== Material for this task ==

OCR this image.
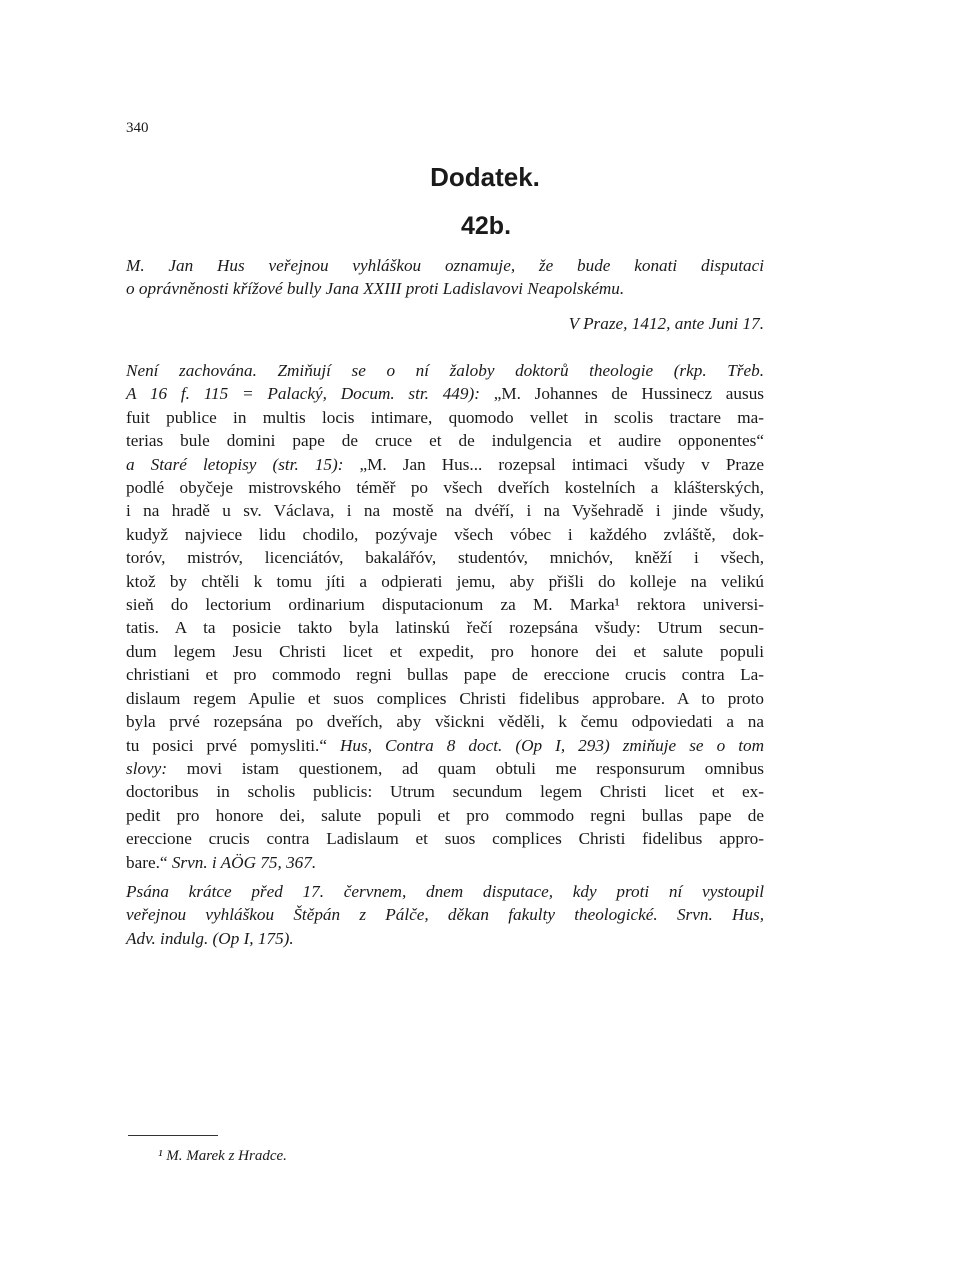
340
Dodatek.
42b.
M. Jan Hus veřejnou vyhláškou oznamuje, že bude konati disputaci
o oprávněnosti křížové bully Jana XXIII proti Ladislavovi Neapolskému.
V Praze, 1412, ante Juni 17.
Není zachována. Zmiňují se o ní žaloby doktorů theologie (rkp. Třeb.
A 16 f. 115 = Palacký, Docum. str. 449): „M. Johannes de Hussinecz ausus
fuit publice in multis locis intimare, quomodo vellet in scolis tractare ma-
terias bule domini pape de cruce et de indulgencia et audire opponentes“
a Staré letopisy (str. 15): „M. Jan Hus... rozepsal intimaci všudy v Praze
podlé obyčeje mistrovského téměř po všech dveřích kostelních a klášterských,
i na hradě u sv. Václava, i na mostě na dvéří, i na Vyšehradě i jinde všudy,
kudyž najviece lidu chodilo, pozývaje všech vóbec i každého zvláště, dok-
toróv, mistróv, licenciátóv, bakalářóv, studentóv, mnichóv, kněží i všech,
ktož by chtěli k tomu jíti a odpierati jemu, aby přišli do kolleje na velikú
sieň do lectorium ordinarium disputacionum za M. Marka¹ rektora universi-
tatis. A ta posicie takto byla latinskú řečí rozepsána všudy: Utrum secun-
dum legem Jesu Christi licet et expedit, pro honore dei et salute populi
christiani et pro commodo regni bullas pape de ereccione crucis contra La-
dislaum regem Apulie et suos complices Christi fidelibus approbare. A to proto
byla prvé rozepsána po dveřích, aby všickni věděli, k čemu odpoviedati a na
tu posici prvé pomysliti.“ Hus, Contra 8 doct. (Op I, 293) zmiňuje se o tom
slovy: movi istam questionem, ad quam obtuli me responsurum omnibus
doctoribus in scholis publicis: Utrum secundum legem Christi licet et ex-
pedit pro honore dei, salute populi et pro commodo regni bullas pape de
ereccione crucis contra Ladislaum et suos complices Christi fidelibus appro-
bare.“ Srvn. i AÖG 75, 367.
Psána krátce před 17. červnem, dnem disputace, kdy proti ní vystoupil
veřejnou vyhláškou Štěpán z Pálče, děkan fakulty theologické. Srvn. Hus,
Adv. indulg. (Op I, 175).
¹ M. Marek z Hradce.
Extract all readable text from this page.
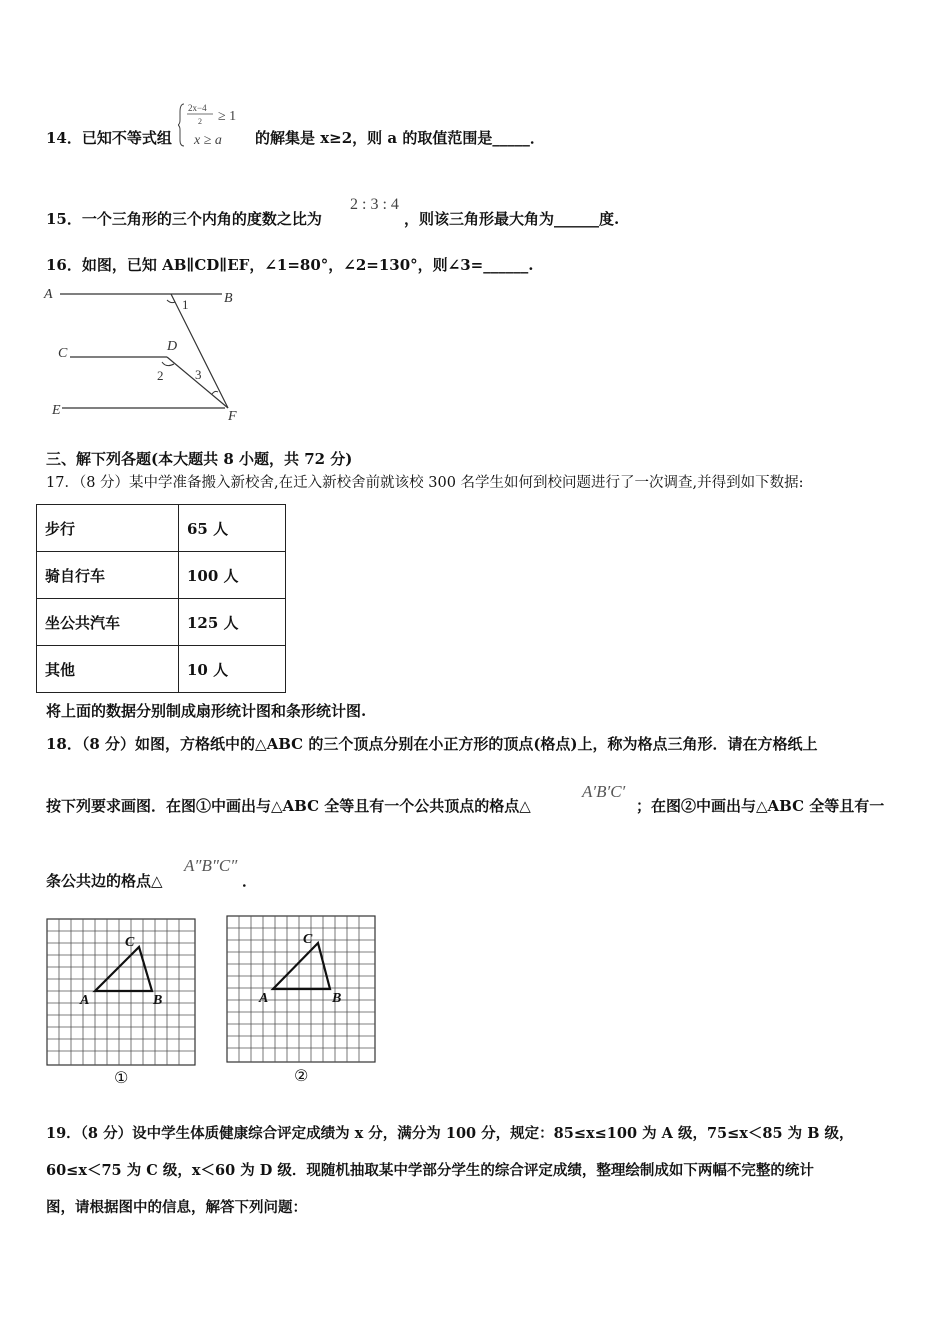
14．已知不等式组
2x−4
2 ≥ 1
x ≥ a 的解集是 x≥2，则 a 的取值范围是_____．
15．一个三角形的三个内角的度数之比为
2 : 3 : 4
，则该三角形最大角为______度.
16．如图，已知 AB∥CD∥EF，∠1=80°，∠2=130°，则∠3=______.
A	B
C	D
E	F
1
2 3
三、解下列各题(本大题共 8 小题，共 72 分)
17．（8 分）某中学准备搬入新校舍,在迁入新校舍前就该校 300 名学生如何到校问题进行了一次调查,并得到如下数据:
步行	65 人
骑自行车	100 人
坐公共汽车	125 人
其他	10 人
将上面的数据分别制成扇形统计图和条形统计图.
18．（8 分）如图，方格纸中的△ABC 的三个顶点分别在小正方形的顶点(格点)上，称为格点三角形．请在方格纸上
按下列要求画图．在图①中画出与△ABC 全等且有一个公共顶点的格点△
A′B′C′
；在图②中画出与△ABC 全等且有一
条公共边的格点△
A″B″C″
．
A	B
C
①
A	B
C
②
19．（8 分）设中学生体质健康综合评定成绩为 x 分，满分为 100 分，规定：85≤x≤100 为 A 级，75≤x＜85 为 B 级，
60≤x＜75 为 C 级，x＜60 为 D 级．现随机抽取某中学部分学生的综合评定成绩，整理绘制成如下两幅不完整的统计
图，请根据图中的信息，解答下列问题：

===

Exercise: Set down all the entries exactly as they appear, but skip any pictures.

Task result:
OCR this image.
340
Dodatek.
42b.
M. Jan Hus veřejnou vyhláškou oznamuje, že bude konati disputaci
o oprávněnosti křížové bully Jana XXIII proti Ladislavovi Neapolskému.
V Praze, 1412, ante Juni 17.
Není zachována. Zmiňují se o ní žaloby doktorů theologie (rkp. Třeb.
A 16 f. 115 = Palacký, Docum. str. 449): „M. Johannes de Hussinecz ausus
fuit publice in multis locis intimare, quomodo vellet in scolis tractare ma-
terias bule domini pape de cruce et de indulgencia et audire opponentes“
a Staré letopisy (str. 15): „M. Jan Hus... rozepsal intimaci všudy v Praze
podlé obyčeje mistrovského téměř po všech dveřích kostelních a klášterských,
i na hradě u sv. Václava, i na mostě na dvéří, i na Vyšehradě i jinde všudy,
kudyž najviece lidu chodilo, pozývaje všech vóbec i každého zvláště, dok-
toróv, mistróv, licenciátóv, bakalářóv, studentóv, mnichóv, kněží i všech,
ktož by chtěli k tomu jíti a odpierati jemu, aby přišli do kolleje na velikú
sieň do lectorium ordinarium disputacionum za M. Marka¹ rektora universi-
tatis. A ta posicie takto byla latinskú řečí rozepsána všudy: Utrum secun-
dum legem Jesu Christi licet et expedit, pro honore dei et salute populi
christiani et pro commodo regni bullas pape de ereccione crucis contra La-
dislaum regem Apulie et suos complices Christi fidelibus approbare. A to proto
byla prvé rozepsána po dveřích, aby všickni věděli, k čemu odpoviedati a na
tu posici prvé pomysliti.“ Hus, Contra 8 doct. (Op I, 293) zmiňuje se o tom
slovy: movi istam questionem, ad quam obtuli me responsurum omnibus
doctoribus in scholis publicis: Utrum secundum legem Christi licet et ex-
pedit pro honore dei, salute populi et pro commodo regni bullas pape de
ereccione crucis contra Ladislaum et suos complices Christi fidelibus appro-
bare.“ Srvn. i AÖG 75, 367.
Psána krátce před 17. červnem, dnem disputace, kdy proti ní vystoupil
veřejnou vyhláškou Štěpán z Pálče, děkan fakulty theologické. Srvn. Hus,
Adv. indulg. (Op I, 175).
¹ M. Marek z Hradce.
Extract all readable text from this page.
14．已知不等式组
2x−4
2 ≥ 1
x ≥ a 的解集是 x≥2，则 a 的取值范围是_____．
15．一个三角形的三个内角的度数之比为
2 : 3 : 4
，则该三角形最大角为______度.
16．如图，已知 AB∥CD∥EF，∠1=80°，∠2=130°，则∠3=______.
A	B
C	D
E	F
1
2 3
三、解下列各题(本大题共 8 小题，共 72 分)
17．（8 分）某中学准备搬入新校舍,在迁入新校舍前就该校 300 名学生如何到校问题进行了一次调查,并得到如下数据:
步行	65 人
骑自行车	100 人
坐公共汽车	125 人
其他	10 人
将上面的数据分别制成扇形统计图和条形统计图.
18．（8 分）如图，方格纸中的△ABC 的三个顶点分别在小正方形的顶点(格点)上，称为格点三角形．请在方格纸上
按下列要求画图．在图①中画出与△ABC 全等且有一个公共顶点的格点△
A′B′C′
；在图②中画出与△ABC 全等且有一
条公共边的格点△
A″B″C″
．
A	B
C
①
A	B
C
②
19．（8 分）设中学生体质健康综合评定成绩为 x 分，满分为 100 分，规定：85≤x≤100 为 A 级，75≤x＜85 为 B 级，
60≤x＜75 为 C 级，x＜60 为 D 级．现随机抽取某中学部分学生的综合评定成绩，整理绘制成如下两幅不完整的统计
图，请根据图中的信息，解答下列问题：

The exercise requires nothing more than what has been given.